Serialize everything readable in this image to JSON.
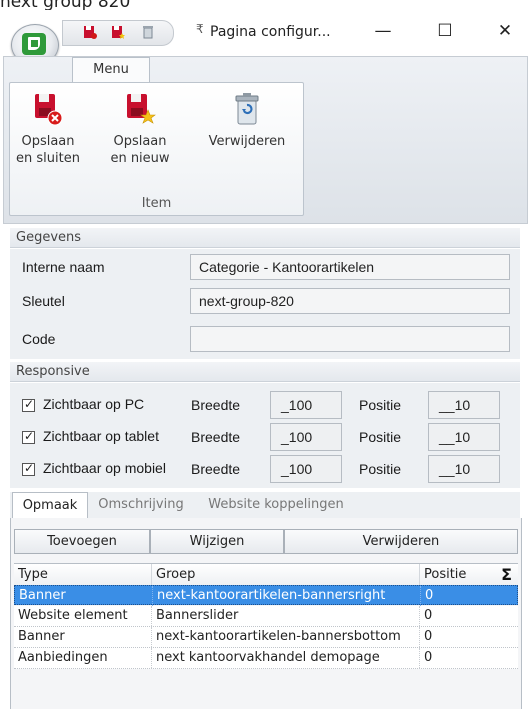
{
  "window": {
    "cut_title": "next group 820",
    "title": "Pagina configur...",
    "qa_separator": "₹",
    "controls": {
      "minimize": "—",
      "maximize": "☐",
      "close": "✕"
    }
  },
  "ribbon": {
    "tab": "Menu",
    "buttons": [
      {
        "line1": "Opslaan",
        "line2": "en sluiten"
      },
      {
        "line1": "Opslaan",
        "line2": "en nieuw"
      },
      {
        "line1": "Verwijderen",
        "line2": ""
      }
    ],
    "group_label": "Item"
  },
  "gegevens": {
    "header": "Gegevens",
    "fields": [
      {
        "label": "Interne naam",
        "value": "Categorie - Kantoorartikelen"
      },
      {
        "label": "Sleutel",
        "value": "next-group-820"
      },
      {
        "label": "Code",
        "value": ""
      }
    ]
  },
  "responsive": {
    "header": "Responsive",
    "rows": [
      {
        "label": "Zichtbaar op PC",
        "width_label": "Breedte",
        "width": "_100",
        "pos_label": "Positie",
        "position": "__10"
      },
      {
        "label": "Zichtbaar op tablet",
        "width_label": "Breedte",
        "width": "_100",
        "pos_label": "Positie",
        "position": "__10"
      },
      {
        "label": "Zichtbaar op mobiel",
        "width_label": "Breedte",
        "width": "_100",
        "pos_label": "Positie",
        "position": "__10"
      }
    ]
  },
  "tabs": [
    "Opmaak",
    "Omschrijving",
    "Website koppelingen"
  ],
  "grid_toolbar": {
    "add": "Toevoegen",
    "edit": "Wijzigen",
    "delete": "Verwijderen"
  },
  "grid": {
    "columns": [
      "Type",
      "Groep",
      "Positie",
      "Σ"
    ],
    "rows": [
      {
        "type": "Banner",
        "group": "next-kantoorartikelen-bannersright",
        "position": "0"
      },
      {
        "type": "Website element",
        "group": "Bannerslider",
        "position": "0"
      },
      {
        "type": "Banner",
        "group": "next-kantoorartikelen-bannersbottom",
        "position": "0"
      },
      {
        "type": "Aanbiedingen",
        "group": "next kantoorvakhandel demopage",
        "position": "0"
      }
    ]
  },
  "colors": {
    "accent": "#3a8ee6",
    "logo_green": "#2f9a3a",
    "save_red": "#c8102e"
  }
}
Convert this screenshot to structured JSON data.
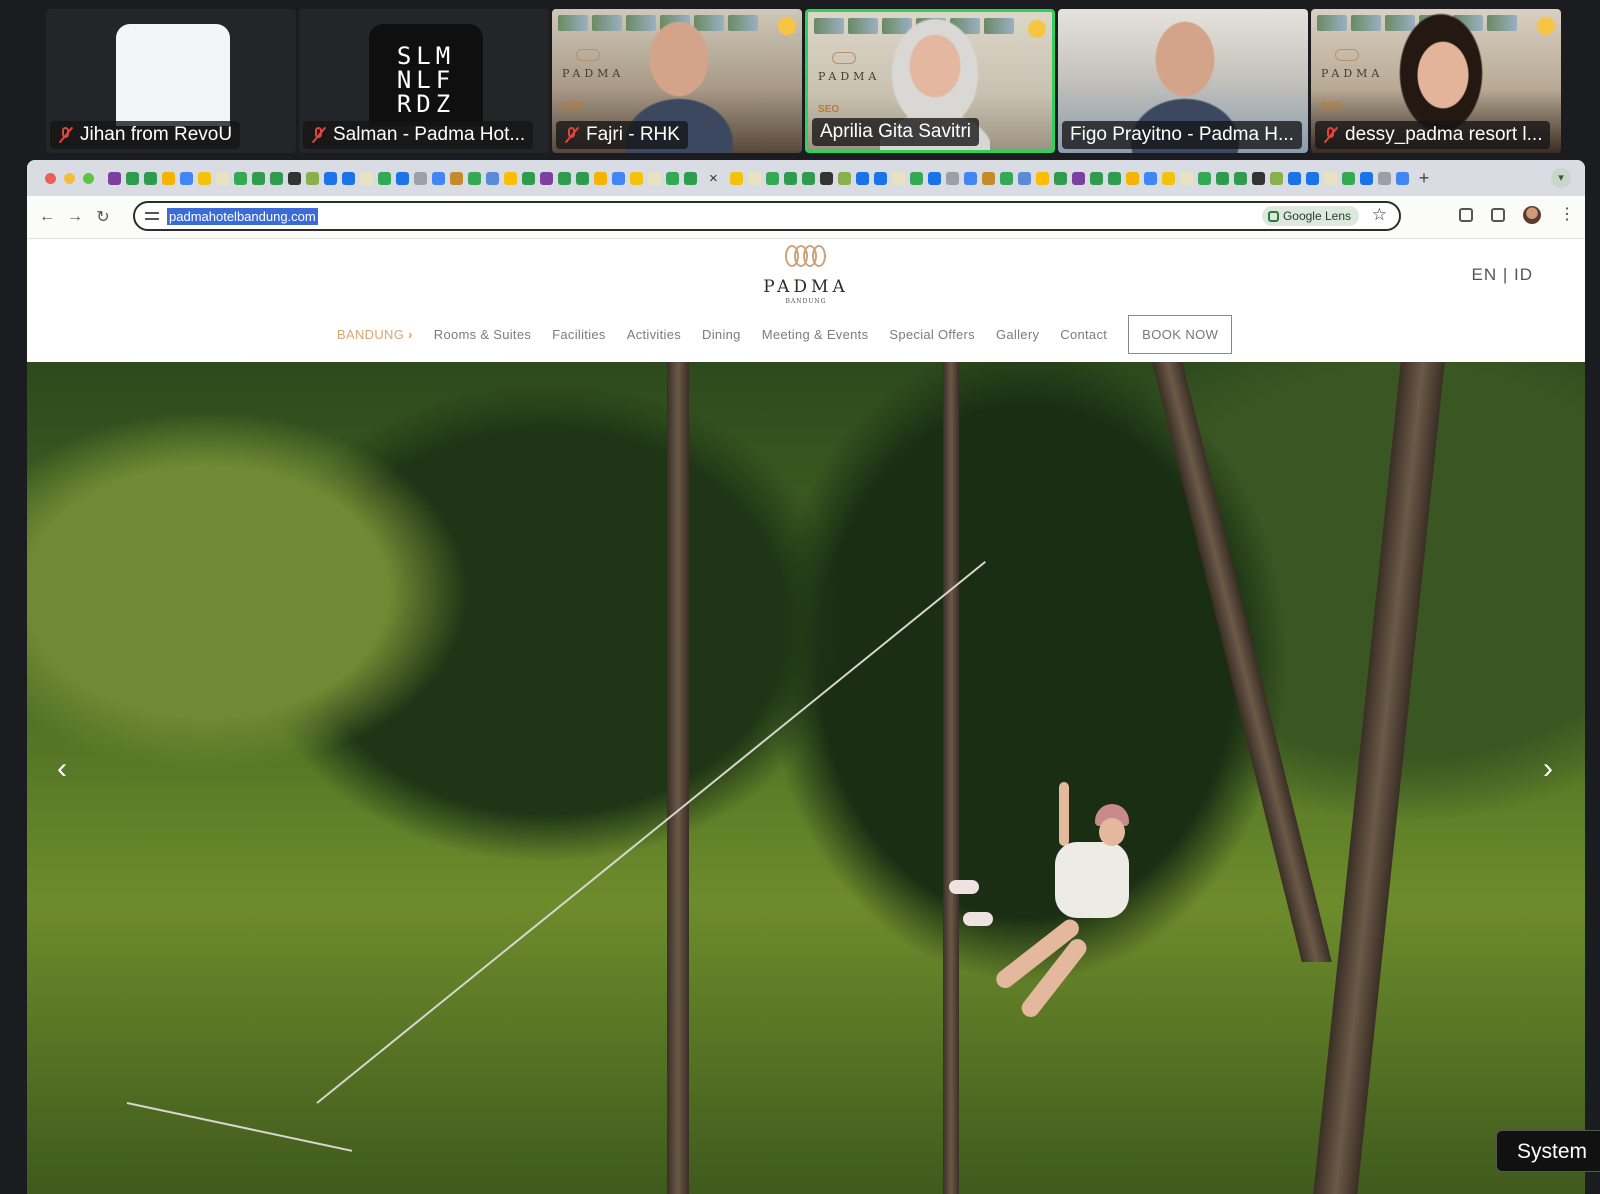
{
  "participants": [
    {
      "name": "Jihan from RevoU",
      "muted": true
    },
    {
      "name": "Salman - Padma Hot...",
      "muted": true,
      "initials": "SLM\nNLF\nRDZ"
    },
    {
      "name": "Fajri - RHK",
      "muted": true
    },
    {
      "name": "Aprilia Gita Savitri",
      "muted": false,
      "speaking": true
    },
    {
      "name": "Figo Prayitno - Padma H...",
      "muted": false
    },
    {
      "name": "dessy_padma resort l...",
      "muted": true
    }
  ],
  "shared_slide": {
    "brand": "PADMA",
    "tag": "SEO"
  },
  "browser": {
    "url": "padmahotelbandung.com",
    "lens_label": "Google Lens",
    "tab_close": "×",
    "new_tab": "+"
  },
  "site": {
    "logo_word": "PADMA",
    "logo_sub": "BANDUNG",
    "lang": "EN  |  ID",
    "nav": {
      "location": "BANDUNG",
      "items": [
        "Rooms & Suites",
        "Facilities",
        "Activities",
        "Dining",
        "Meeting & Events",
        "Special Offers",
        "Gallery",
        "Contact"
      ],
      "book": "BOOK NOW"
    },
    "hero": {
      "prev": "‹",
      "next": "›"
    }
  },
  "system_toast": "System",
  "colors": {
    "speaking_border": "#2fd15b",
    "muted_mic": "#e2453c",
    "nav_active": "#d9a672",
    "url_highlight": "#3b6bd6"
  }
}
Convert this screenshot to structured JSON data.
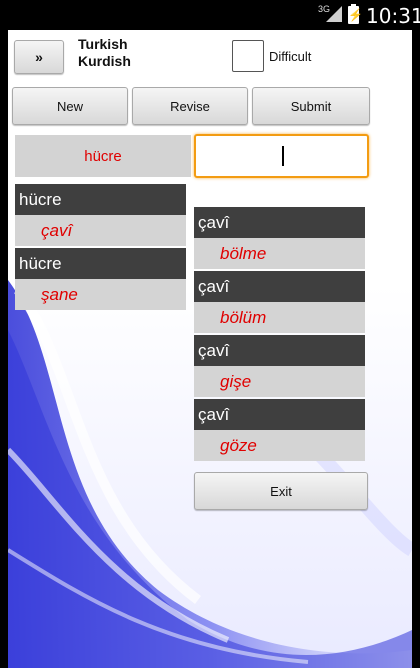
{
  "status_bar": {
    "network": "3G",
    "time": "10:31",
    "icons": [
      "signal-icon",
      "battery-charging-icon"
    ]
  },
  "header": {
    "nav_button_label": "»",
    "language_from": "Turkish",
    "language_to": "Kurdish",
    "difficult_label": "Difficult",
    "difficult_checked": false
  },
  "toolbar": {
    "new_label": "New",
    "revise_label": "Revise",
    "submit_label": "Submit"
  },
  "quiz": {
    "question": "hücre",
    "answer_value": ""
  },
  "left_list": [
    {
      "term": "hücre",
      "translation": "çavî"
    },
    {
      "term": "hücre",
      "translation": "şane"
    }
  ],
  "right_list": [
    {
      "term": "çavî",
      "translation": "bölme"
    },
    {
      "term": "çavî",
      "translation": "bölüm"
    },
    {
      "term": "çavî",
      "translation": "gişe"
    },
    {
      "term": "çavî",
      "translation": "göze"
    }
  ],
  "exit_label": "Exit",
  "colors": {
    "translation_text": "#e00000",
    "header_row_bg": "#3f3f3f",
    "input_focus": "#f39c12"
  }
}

==============================

*Task instructions:* Transcribe every entry word for word, but omit the pictures.

*Finished exercise:*
Serialize everything readable in this image to JSON.
{
  "window": {
    "cut_title": "next group 820",
    "title": "Pagina configur...",
    "qa_separator": "₹",
    "controls": {
      "minimize": "—",
      "maximize": "☐",
      "close": "✕"
    }
  },
  "ribbon": {
    "tab": "Menu",
    "buttons": [
      {
        "line1": "Opslaan",
        "line2": "en sluiten"
      },
      {
        "line1": "Opslaan",
        "line2": "en nieuw"
      },
      {
        "line1": "Verwijderen",
        "line2": ""
      }
    ],
    "group_label": "Item"
  },
  "gegevens": {
    "header": "Gegevens",
    "fields": [
      {
        "label": "Interne naam",
        "value": "Categorie - Kantoorartikelen"
      },
      {
        "label": "Sleutel",
        "value": "next-group-820"
      },
      {
        "label": "Code",
        "value": ""
      }
    ]
  },
  "responsive": {
    "header": "Responsive",
    "rows": [
      {
        "label": "Zichtbaar op PC",
        "width_label": "Breedte",
        "width": "_100",
        "pos_label": "Positie",
        "position": "__10"
      },
      {
        "label": "Zichtbaar op tablet",
        "width_label": "Breedte",
        "width": "_100",
        "pos_label": "Positie",
        "position": "__10"
      },
      {
        "label": "Zichtbaar op mobiel",
        "width_label": "Breedte",
        "width": "_100",
        "pos_label": "Positie",
        "position": "__10"
      }
    ]
  },
  "tabs": [
    "Opmaak",
    "Omschrijving",
    "Website koppelingen"
  ],
  "grid_toolbar": {
    "add": "Toevoegen",
    "edit": "Wijzigen",
    "delete": "Verwijderen"
  },
  "grid": {
    "columns": [
      "Type",
      "Groep",
      "Positie",
      "Σ"
    ],
    "rows": [
      {
        "type": "Banner",
        "group": "next-kantoorartikelen-bannersright",
        "position": "0"
      },
      {
        "type": "Website element",
        "group": "Bannerslider",
        "position": "0"
      },
      {
        "type": "Banner",
        "group": "next-kantoorartikelen-bannersbottom",
        "position": "0"
      },
      {
        "type": "Aanbiedingen",
        "group": "next kantoorvakhandel demopage",
        "position": "0"
      }
    ]
  },
  "colors": {
    "accent": "#3a8ee6",
    "logo_green": "#2f9a3a",
    "save_red": "#c8102e"
  }
}
Convert this screenshot to structured JSON data.
{
  "participants": [
    {
      "name": "Jihan from RevoU",
      "muted": true
    },
    {
      "name": "Salman - Padma Hot...",
      "muted": true,
      "initials": "SLM\nNLF\nRDZ"
    },
    {
      "name": "Fajri - RHK",
      "muted": true
    },
    {
      "name": "Aprilia Gita Savitri",
      "muted": false,
      "speaking": true
    },
    {
      "name": "Figo Prayitno - Padma H...",
      "muted": false
    },
    {
      "name": "dessy_padma resort l...",
      "muted": true
    }
  ],
  "shared_slide": {
    "brand": "PADMA",
    "tag": "SEO"
  },
  "browser": {
    "url": "padmahotelbandung.com",
    "lens_label": "Google Lens",
    "tab_close": "×",
    "new_tab": "+"
  },
  "site": {
    "logo_word": "PADMA",
    "logo_sub": "BANDUNG",
    "lang": "EN  |  ID",
    "nav": {
      "location": "BANDUNG",
      "items": [
        "Rooms & Suites",
        "Facilities",
        "Activities",
        "Dining",
        "Meeting & Events",
        "Special Offers",
        "Gallery",
        "Contact"
      ],
      "book": "BOOK NOW"
    },
    "hero": {
      "prev": "‹",
      "next": "›"
    }
  },
  "system_toast": "System",
  "colors": {
    "speaking_border": "#2fd15b",
    "muted_mic": "#e2453c",
    "nav_active": "#d9a672",
    "url_highlight": "#3b6bd6"
  }
}
Convert this screenshot to structured JSON data.
{
  "status_bar": {
    "network": "3G",
    "time": "10:31",
    "icons": [
      "signal-icon",
      "battery-charging-icon"
    ]
  },
  "header": {
    "nav_button_label": "»",
    "language_from": "Turkish",
    "language_to": "Kurdish",
    "difficult_label": "Difficult",
    "difficult_checked": false
  },
  "toolbar": {
    "new_label": "New",
    "revise_label": "Revise",
    "submit_label": "Submit"
  },
  "quiz": {
    "question": "hücre",
    "answer_value": ""
  },
  "left_list": [
    {
      "term": "hücre",
      "translation": "çavî"
    },
    {
      "term": "hücre",
      "translation": "şane"
    }
  ],
  "right_list": [
    {
      "term": "çavî",
      "translation": "bölme"
    },
    {
      "term": "çavî",
      "translation": "bölüm"
    },
    {
      "term": "çavî",
      "translation": "gişe"
    },
    {
      "term": "çavî",
      "translation": "göze"
    }
  ],
  "exit_label": "Exit",
  "colors": {
    "translation_text": "#e00000",
    "header_row_bg": "#3f3f3f",
    "input_focus": "#f39c12"
  }
}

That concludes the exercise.